▶ _Task to carry out_: Return exactly the lines from the one containing "Extract the structured" through the last line of the records below, both included, and leave out any pictures.

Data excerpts
----------------------------------------
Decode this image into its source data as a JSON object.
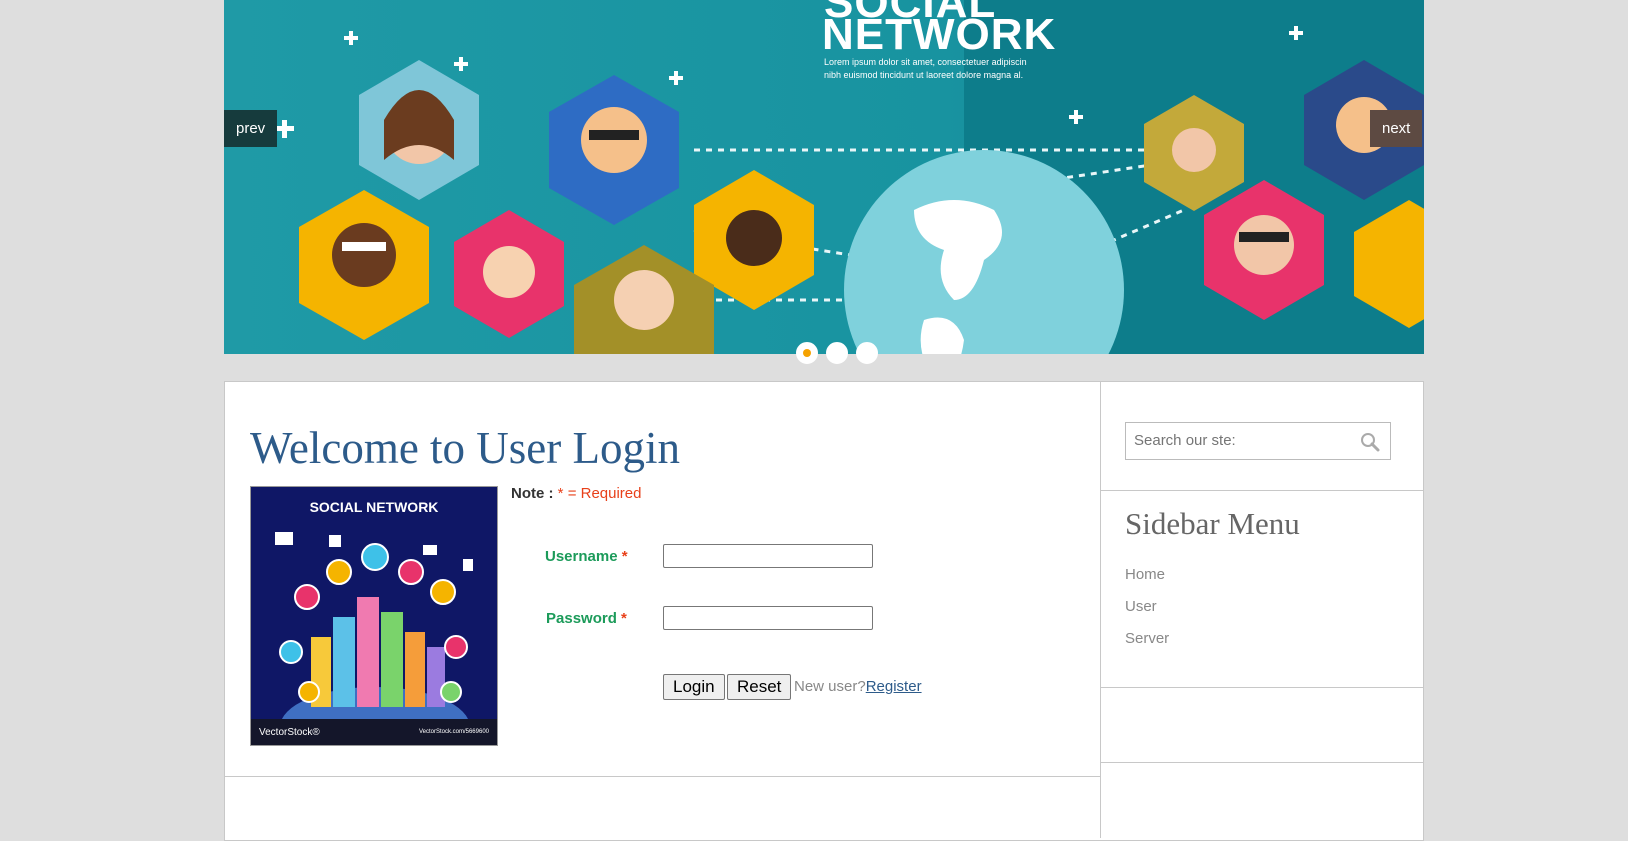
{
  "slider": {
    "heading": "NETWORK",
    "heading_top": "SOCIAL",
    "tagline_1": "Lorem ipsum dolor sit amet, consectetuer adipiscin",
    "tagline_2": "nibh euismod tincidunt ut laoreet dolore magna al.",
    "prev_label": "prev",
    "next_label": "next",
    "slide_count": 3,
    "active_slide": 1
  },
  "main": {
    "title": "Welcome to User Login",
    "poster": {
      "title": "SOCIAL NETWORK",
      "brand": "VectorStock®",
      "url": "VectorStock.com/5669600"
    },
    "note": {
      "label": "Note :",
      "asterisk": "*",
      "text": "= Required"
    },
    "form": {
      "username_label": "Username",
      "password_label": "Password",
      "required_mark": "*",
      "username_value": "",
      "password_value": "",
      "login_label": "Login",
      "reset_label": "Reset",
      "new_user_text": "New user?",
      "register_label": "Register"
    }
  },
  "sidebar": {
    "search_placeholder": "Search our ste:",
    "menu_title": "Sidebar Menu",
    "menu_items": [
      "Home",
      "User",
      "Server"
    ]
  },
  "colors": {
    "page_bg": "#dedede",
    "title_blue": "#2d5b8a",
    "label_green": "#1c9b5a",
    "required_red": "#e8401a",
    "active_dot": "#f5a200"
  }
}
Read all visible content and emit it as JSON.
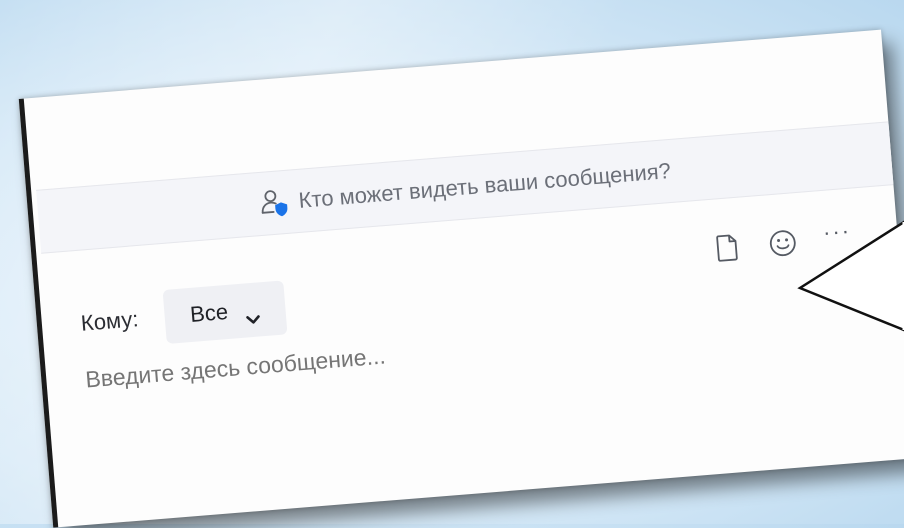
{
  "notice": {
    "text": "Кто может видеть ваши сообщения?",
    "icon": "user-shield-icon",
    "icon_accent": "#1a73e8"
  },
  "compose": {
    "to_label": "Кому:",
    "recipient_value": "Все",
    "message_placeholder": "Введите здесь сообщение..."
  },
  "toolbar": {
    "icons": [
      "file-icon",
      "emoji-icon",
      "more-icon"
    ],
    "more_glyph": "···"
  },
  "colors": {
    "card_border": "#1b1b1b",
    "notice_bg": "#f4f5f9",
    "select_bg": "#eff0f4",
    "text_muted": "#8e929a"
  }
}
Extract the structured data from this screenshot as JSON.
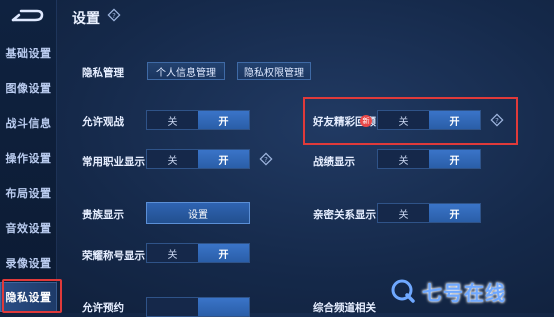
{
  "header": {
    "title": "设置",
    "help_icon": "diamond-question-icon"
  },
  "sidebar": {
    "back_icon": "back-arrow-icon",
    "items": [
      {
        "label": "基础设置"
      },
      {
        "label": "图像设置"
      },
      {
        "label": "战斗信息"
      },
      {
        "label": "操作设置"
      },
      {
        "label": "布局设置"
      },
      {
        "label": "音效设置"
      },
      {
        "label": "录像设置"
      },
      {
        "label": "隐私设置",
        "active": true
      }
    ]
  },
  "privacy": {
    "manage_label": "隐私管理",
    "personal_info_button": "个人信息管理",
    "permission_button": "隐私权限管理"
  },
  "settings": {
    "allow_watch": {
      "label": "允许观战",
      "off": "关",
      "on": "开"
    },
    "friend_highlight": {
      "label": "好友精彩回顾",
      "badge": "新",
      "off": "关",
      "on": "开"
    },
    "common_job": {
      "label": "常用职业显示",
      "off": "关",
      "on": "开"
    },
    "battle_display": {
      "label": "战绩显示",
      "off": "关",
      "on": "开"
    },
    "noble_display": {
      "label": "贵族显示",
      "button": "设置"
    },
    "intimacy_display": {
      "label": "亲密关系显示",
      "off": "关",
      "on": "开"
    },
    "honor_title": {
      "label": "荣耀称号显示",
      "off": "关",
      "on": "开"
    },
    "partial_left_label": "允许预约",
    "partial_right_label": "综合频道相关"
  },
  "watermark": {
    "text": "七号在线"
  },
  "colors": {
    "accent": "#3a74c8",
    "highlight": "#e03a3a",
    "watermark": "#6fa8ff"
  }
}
----------------------------------------
▶ _Completed task_:
Extract the structured data from this screenshot as JSON.
{
  "header": {
    "title": "设置",
    "help_icon": "diamond-question-icon"
  },
  "sidebar": {
    "back_icon": "back-arrow-icon",
    "items": [
      {
        "label": "基础设置"
      },
      {
        "label": "图像设置"
      },
      {
        "label": "战斗信息"
      },
      {
        "label": "操作设置"
      },
      {
        "label": "布局设置"
      },
      {
        "label": "音效设置"
      },
      {
        "label": "录像设置"
      },
      {
        "label": "隐私设置",
        "active": true
      }
    ]
  },
  "privacy": {
    "manage_label": "隐私管理",
    "personal_info_button": "个人信息管理",
    "permission_button": "隐私权限管理"
  },
  "settings": {
    "allow_watch": {
      "label": "允许观战",
      "off": "关",
      "on": "开"
    },
    "friend_highlight": {
      "label": "好友精彩回顾",
      "badge": "新",
      "off": "关",
      "on": "开"
    },
    "common_job": {
      "label": "常用职业显示",
      "off": "关",
      "on": "开"
    },
    "battle_display": {
      "label": "战绩显示",
      "off": "关",
      "on": "开"
    },
    "noble_display": {
      "label": "贵族显示",
      "button": "设置"
    },
    "intimacy_display": {
      "label": "亲密关系显示",
      "off": "关",
      "on": "开"
    },
    "honor_title": {
      "label": "荣耀称号显示",
      "off": "关",
      "on": "开"
    },
    "partial_left_label": "允许预约",
    "partial_right_label": "综合频道相关"
  },
  "watermark": {
    "text": "七号在线"
  },
  "colors": {
    "accent": "#3a74c8",
    "highlight": "#e03a3a",
    "watermark": "#6fa8ff"
  }
}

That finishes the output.